(Collected data entries)
______
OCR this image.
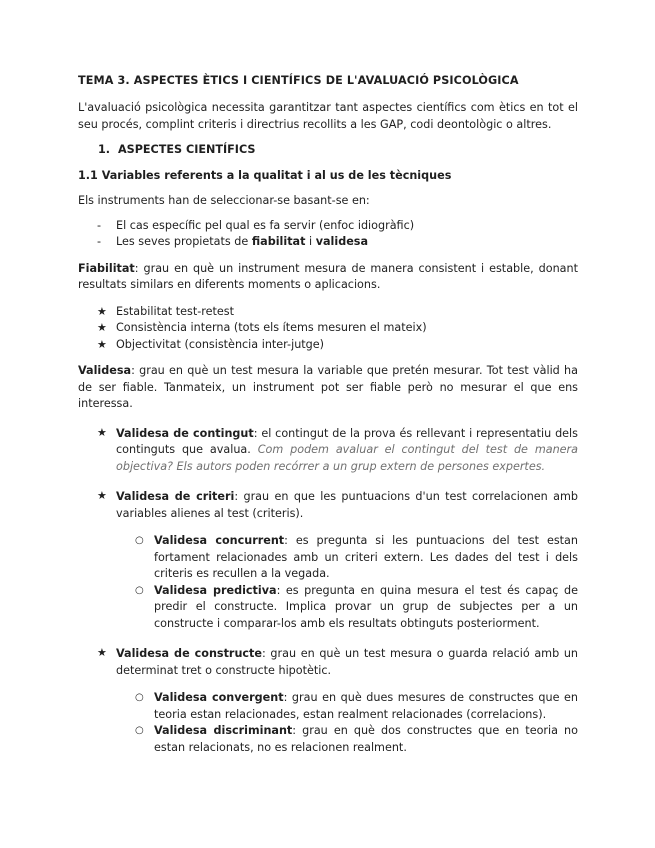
TEMA 3. ASPECTES ÈTICS I CIENTÍFICS DE L'AVALUACIÓ PSICOLÒGICA

L'avaluació psicològica necessita garantitzar tant aspectes científics com ètics en tot el seu procés, complint criteris i directrius recollits a les GAP, codi deontològic o altres.

1. ASPECTES CIENTÍFICS
1.1 Variables referents a la qualitat i al us de les tècniques

Els instruments han de seleccionar-se basant-se en:

- El cas específic pel qual es fa servir (enfoc idiogràfic)
- Les seves propietats de fiabilitat i validesa

Fiabilitat: grau en què un instrument mesura de manera consistent i estable, donant resultats similars en diferents moments o aplicacions.

★ Estabilitat test-retest
★ Consistència interna (tots els ítems mesuren el mateix)
★ Objectivitat (consistència inter-jutge)

Validesa: grau en què un test mesura la variable que pretén mesurar. Tot test vàlid ha de ser fiable. Tanmateix, un instrument pot ser fiable però no mesurar el que ens interessa.

★ Validesa de contingut: el contingut de la prova és rellevant i representatiu dels continguts que avalua. Com podem avaluar el contingut del test de manera objectiva? Els autors poden recórrer a un grup extern de persones expertes.

★ Validesa de criteri: grau en que les puntuacions d'un test correlacionen amb variables alienes al test (criteris).

○ Validesa concurrent: es pregunta si les puntuacions del test estan fortament relacionades amb un criteri extern. Les dades del test i dels criteris es recullen a la vegada.
○ Validesa predictiva: es pregunta en quina mesura el test és capaç de predir el constructe. Implica provar un grup de subjectes per a un constructe i comparar-los amb els resultats obtinguts posteriorment.
★ Validesa de constructe: grau en què un test mesura o guarda relació amb un determinat tret o constructe hipotètic.

○ Validesa convergent: grau en què dues mesures de constructes que en teoria estan relacionades, estan realment relacionades (correlacions).
○ Validesa discriminant: grau en què dos constructes que en teoria no estan relacionats, no es relacionen realment.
______
• What you have to do:
Copy out every line where the word "relacionades" occurs.

• Exercise output:
○ Validesa concurrent: es pregunta si les puntuacions del test estan fortament relacionades amb un criteri extern. Les dades del test i dels criteris es recullen a la vegada.
○ Validesa convergent: grau en què dues mesures de constructes que en teoria estan relacionades, estan realment relacionades (correlacions).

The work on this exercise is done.